▸ Source text
::::
Efficient one to many join to a huge dataset

ChuckC · Posted 05-01-2019 02:47 PM

One to many match of a very small input file (&sfile._&dbase ) to a very large file (sdCumV.VIN_VEH_OPTNS_&dbase)

In one particular example small input has 2 unique records, and very large file as 419M (where each input record will typically find ~200 matches).

This particular example run for 44 minutes. Obviously, we can do better.

What I'm not sure of is how best to utilize SAS for such a task. Any ideas would be welcome.

* ------------------------ ;
* one to MANY matches ;
* ------------------------ ;

* match to VIN_VEH_OPTNS file to get OPTN_CD ;
proc sql ;
create table squish_optns_&dbase as
select * from
&sfile._&dbase as G left join sdCumV.VIN_VEH_OPTNS_&dbase as S on G.VIN = S.GMC_VEH_IDENT_NBR ;
quit ;

Reeza · Posted 05-01-2019 02:52 PM

Instead of join how about filters?

select * from bigTable where ID in (select distinct ID from smallTable);

And consider adding an index to your big table which will speed up that query a lot.

ChrisNZ · Posted 05-01-2019 07:10 PM

A dynamic filtering clause does not use indexes.
::::
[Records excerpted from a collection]
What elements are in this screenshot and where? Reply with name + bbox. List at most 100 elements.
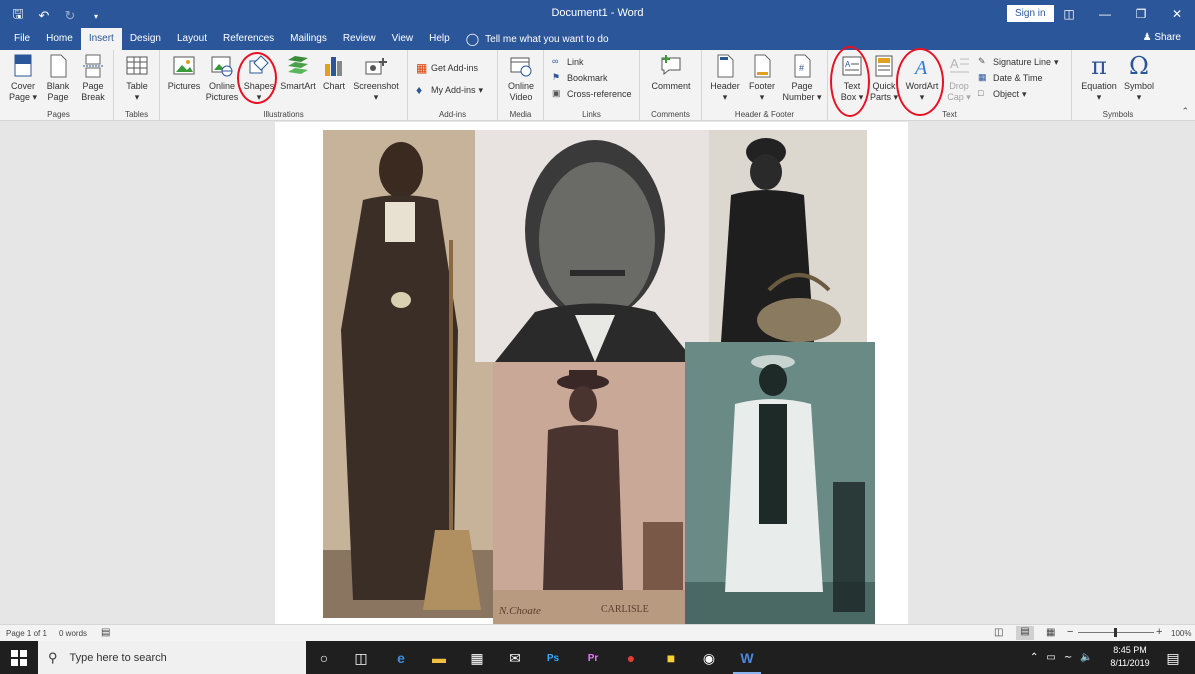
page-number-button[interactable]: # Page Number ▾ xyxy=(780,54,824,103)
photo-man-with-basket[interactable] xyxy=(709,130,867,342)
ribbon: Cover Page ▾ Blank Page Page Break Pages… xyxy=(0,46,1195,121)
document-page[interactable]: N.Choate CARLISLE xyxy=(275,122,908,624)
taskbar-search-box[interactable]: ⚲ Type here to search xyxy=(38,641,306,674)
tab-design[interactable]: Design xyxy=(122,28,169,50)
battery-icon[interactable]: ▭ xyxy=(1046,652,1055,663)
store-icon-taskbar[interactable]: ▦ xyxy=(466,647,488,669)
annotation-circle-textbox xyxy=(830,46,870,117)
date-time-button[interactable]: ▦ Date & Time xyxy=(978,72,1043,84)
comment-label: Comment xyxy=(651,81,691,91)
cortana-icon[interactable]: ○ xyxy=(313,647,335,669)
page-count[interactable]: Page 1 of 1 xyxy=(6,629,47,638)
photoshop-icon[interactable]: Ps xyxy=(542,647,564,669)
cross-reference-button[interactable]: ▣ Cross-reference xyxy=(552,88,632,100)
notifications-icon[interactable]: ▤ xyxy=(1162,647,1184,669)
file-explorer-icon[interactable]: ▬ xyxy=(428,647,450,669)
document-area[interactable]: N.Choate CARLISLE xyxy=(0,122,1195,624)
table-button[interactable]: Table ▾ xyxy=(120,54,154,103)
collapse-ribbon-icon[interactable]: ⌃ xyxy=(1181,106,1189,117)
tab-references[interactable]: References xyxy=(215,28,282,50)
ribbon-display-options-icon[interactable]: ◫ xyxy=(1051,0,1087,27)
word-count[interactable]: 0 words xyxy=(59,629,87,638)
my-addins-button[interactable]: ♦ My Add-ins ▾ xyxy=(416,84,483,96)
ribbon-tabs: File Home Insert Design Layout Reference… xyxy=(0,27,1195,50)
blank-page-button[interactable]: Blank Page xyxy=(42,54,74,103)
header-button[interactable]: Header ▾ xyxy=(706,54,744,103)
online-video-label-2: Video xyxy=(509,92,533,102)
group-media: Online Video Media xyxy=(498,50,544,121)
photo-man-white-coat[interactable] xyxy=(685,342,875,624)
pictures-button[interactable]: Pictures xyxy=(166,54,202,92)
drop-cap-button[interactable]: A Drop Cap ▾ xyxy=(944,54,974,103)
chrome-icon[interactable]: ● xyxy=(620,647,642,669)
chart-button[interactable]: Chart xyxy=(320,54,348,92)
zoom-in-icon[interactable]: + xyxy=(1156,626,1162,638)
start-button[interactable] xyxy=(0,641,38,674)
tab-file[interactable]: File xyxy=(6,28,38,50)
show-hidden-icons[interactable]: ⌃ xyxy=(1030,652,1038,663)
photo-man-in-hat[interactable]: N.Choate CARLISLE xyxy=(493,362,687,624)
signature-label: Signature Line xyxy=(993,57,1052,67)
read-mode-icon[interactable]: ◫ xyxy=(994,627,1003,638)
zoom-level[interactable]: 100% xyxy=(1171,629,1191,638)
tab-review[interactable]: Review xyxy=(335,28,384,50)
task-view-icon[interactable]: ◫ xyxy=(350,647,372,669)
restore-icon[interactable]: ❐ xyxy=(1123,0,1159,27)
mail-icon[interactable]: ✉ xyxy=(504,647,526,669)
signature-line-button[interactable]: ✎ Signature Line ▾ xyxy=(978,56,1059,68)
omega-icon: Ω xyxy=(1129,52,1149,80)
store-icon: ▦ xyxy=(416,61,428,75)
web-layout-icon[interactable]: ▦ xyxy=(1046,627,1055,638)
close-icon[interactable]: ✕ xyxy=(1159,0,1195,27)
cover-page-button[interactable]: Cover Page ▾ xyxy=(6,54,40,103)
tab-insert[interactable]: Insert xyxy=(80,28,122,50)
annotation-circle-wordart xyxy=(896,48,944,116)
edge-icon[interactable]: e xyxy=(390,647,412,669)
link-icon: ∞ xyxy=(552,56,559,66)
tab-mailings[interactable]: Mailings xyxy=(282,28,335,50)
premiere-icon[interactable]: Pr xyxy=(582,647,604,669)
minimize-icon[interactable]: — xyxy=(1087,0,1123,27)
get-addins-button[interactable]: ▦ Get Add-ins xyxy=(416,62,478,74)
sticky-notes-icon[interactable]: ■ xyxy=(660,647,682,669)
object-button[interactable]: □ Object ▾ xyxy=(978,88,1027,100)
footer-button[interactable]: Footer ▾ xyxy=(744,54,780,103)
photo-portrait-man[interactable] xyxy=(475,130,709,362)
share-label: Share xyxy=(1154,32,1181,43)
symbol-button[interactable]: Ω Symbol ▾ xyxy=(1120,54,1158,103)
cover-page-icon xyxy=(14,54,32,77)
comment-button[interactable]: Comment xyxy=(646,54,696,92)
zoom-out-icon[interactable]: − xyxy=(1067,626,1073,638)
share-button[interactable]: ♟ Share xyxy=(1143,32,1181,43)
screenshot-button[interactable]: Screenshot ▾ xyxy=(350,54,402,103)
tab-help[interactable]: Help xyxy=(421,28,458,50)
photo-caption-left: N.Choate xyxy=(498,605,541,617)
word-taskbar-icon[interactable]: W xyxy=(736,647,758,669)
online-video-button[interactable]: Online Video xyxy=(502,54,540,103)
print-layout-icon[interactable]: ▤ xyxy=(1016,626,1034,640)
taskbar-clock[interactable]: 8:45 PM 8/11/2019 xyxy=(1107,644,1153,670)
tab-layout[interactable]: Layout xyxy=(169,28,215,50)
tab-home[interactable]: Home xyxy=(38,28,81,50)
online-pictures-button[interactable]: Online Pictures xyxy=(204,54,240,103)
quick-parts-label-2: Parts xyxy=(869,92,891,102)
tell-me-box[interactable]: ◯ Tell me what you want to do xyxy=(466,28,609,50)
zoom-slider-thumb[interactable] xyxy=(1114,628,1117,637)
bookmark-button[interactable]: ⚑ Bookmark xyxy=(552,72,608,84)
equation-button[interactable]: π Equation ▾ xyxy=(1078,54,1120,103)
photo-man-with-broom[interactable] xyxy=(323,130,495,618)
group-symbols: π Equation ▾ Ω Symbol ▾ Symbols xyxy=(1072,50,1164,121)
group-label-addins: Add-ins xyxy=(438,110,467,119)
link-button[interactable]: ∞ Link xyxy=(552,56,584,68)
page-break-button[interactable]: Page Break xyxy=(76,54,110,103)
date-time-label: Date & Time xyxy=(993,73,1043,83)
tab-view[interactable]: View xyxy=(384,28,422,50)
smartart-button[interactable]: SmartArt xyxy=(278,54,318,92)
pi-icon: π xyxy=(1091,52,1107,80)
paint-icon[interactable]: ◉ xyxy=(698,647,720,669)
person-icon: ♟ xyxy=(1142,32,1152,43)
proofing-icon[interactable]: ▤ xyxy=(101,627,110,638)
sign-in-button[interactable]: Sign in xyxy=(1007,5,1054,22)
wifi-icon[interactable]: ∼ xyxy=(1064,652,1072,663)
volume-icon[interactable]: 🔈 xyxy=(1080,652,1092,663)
::::
▸ What you will do
**A)** Transcribe the part of the SAS join thread starting with "In one particular" and going on through "can do better.".
**B)** Answer these questions using the SAS join thread:
(i) How long did the example run take?
(ii) What does Reeza suggest adding to the big table to speed up the query?
(iii) According to ChrisNZ, what does a dynamic filtering clause not use?

▸ Task answers
**A)**
In one particular example small input has 2 unique records, and very large file as 419M (where each input record will typically find ~200 matches).

This particular example run for 44 minutes. Obviously, we can do better.

**B)**
(i) 44 minutes.
(ii) An index.
(iii) Indexes.